→ **TASK PROMPT**: Please write the listing below out again exactly, leaving every picture behind.

→ **THE RECORDS**:
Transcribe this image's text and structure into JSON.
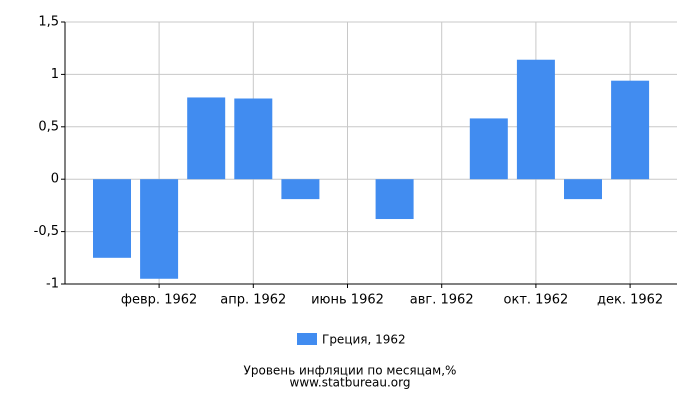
{
  "chart_data": {
    "type": "bar",
    "title": "Уровень инфляции по месяцам,%",
    "source": "www.statbureau.org",
    "categories": [
      null,
      "февр. 1962",
      null,
      "апр. 1962",
      null,
      "июнь 1962",
      null,
      "авг. 1962",
      null,
      "окт. 1962",
      null,
      "дек. 1962"
    ],
    "series": [
      {
        "name": "Греция, 1962",
        "color": "#418cf0",
        "values": [
          -0.75,
          -0.95,
          0.78,
          0.77,
          -0.19,
          0,
          -0.38,
          0,
          0.58,
          1.14,
          -0.19,
          0.94
        ]
      }
    ],
    "ylim": [
      -1,
      1.5
    ],
    "yticks": [
      -1,
      {
        "value": -0.5,
        "label": "-0,5"
      },
      0,
      {
        "value": 0.5,
        "label": "0,5"
      },
      1,
      {
        "value": 1.5,
        "label": "1,5"
      }
    ],
    "grid": true,
    "legend": "bottom"
  }
}
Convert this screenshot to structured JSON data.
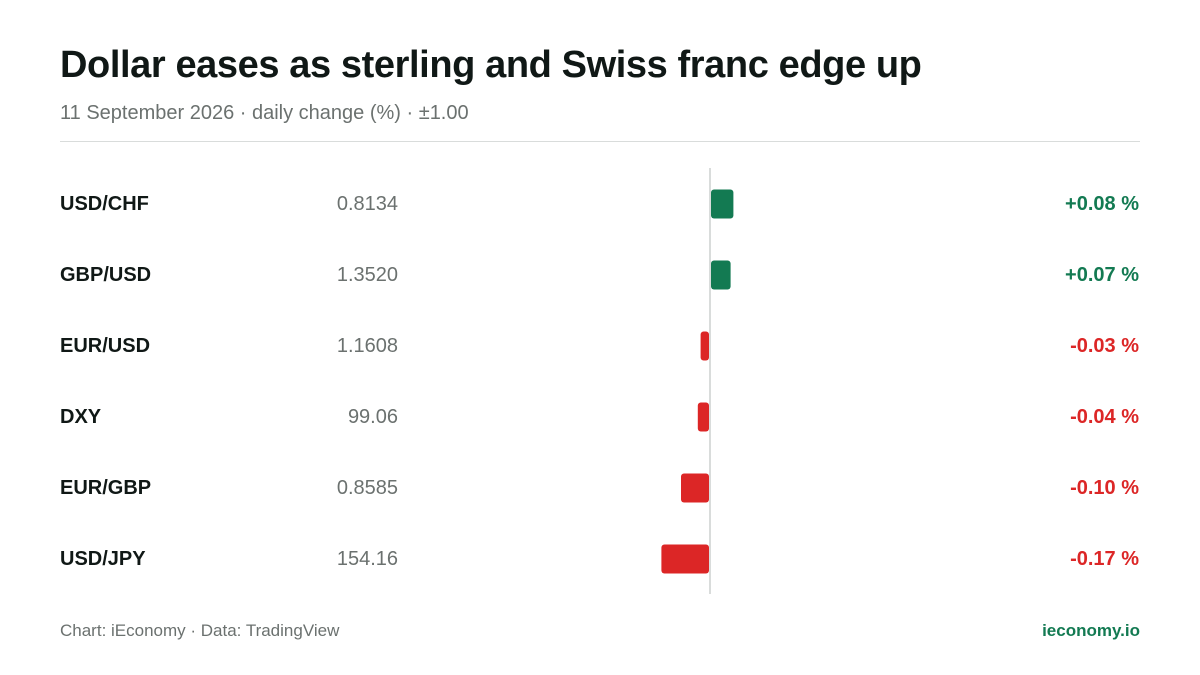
{
  "header": {
    "title": "Dollar eases as sterling and Swiss franc edge up",
    "subtitle": "11 September 2026 · daily change (%) · ±1.00"
  },
  "footer": {
    "source": "Chart: iEconomy · Data: TradingView",
    "brand": "ieconomy.io"
  },
  "colors": {
    "positive": "#137a52",
    "negative": "#dc2626",
    "axis": "#d9dcdb"
  },
  "chart_data": {
    "type": "bar",
    "orientation": "horizontal",
    "unit": "%",
    "xlim": [
      -1.0,
      1.0
    ],
    "grid": false,
    "categories": [
      "USD/CHF",
      "GBP/USD",
      "EUR/USD",
      "DXY",
      "EUR/GBP",
      "USD/JPY"
    ],
    "prices": [
      "0.8134",
      "1.3520",
      "1.1608",
      "99.06",
      "0.8585",
      "154.16"
    ],
    "values": [
      0.08,
      0.07,
      -0.03,
      -0.04,
      -0.1,
      -0.17
    ],
    "value_labels": [
      "+0.08 %",
      "+0.07 %",
      "-0.03 %",
      "-0.04 %",
      "-0.10 %",
      "-0.17 %"
    ]
  }
}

→ **RESPONSE**:
Transcribe this image's text and structure into JSON.
{
  "chart_data": {
    "type": "bar",
    "title": "Уровень инфляции по месяцам,%",
    "source": "www.statbureau.org",
    "categories": [
      null,
      "февр. 1962",
      null,
      "апр. 1962",
      null,
      "июнь 1962",
      null,
      "авг. 1962",
      null,
      "окт. 1962",
      null,
      "дек. 1962"
    ],
    "series": [
      {
        "name": "Греция, 1962",
        "color": "#418cf0",
        "values": [
          -0.75,
          -0.95,
          0.78,
          0.77,
          -0.19,
          0,
          -0.38,
          0,
          0.58,
          1.14,
          -0.19,
          0.94
        ]
      }
    ],
    "ylim": [
      -1,
      1.5
    ],
    "yticks": [
      -1,
      {
        "value": -0.5,
        "label": "-0,5"
      },
      0,
      {
        "value": 0.5,
        "label": "0,5"
      },
      1,
      {
        "value": 1.5,
        "label": "1,5"
      }
    ],
    "grid": true,
    "legend": "bottom"
  }
}
Convert this screenshot to structured JSON data.
{
  "header": {
    "title": "Dollar eases as sterling and Swiss franc edge up",
    "subtitle": "11 September 2026 · daily change (%) · ±1.00"
  },
  "footer": {
    "source": "Chart: iEconomy · Data: TradingView",
    "brand": "ieconomy.io"
  },
  "colors": {
    "positive": "#137a52",
    "negative": "#dc2626",
    "axis": "#d9dcdb"
  },
  "chart_data": {
    "type": "bar",
    "orientation": "horizontal",
    "unit": "%",
    "xlim": [
      -1.0,
      1.0
    ],
    "grid": false,
    "categories": [
      "USD/CHF",
      "GBP/USD",
      "EUR/USD",
      "DXY",
      "EUR/GBP",
      "USD/JPY"
    ],
    "prices": [
      "0.8134",
      "1.3520",
      "1.1608",
      "99.06",
      "0.8585",
      "154.16"
    ],
    "values": [
      0.08,
      0.07,
      -0.03,
      -0.04,
      -0.1,
      -0.17
    ],
    "value_labels": [
      "+0.08 %",
      "+0.07 %",
      "-0.03 %",
      "-0.04 %",
      "-0.10 %",
      "-0.17 %"
    ]
  }
}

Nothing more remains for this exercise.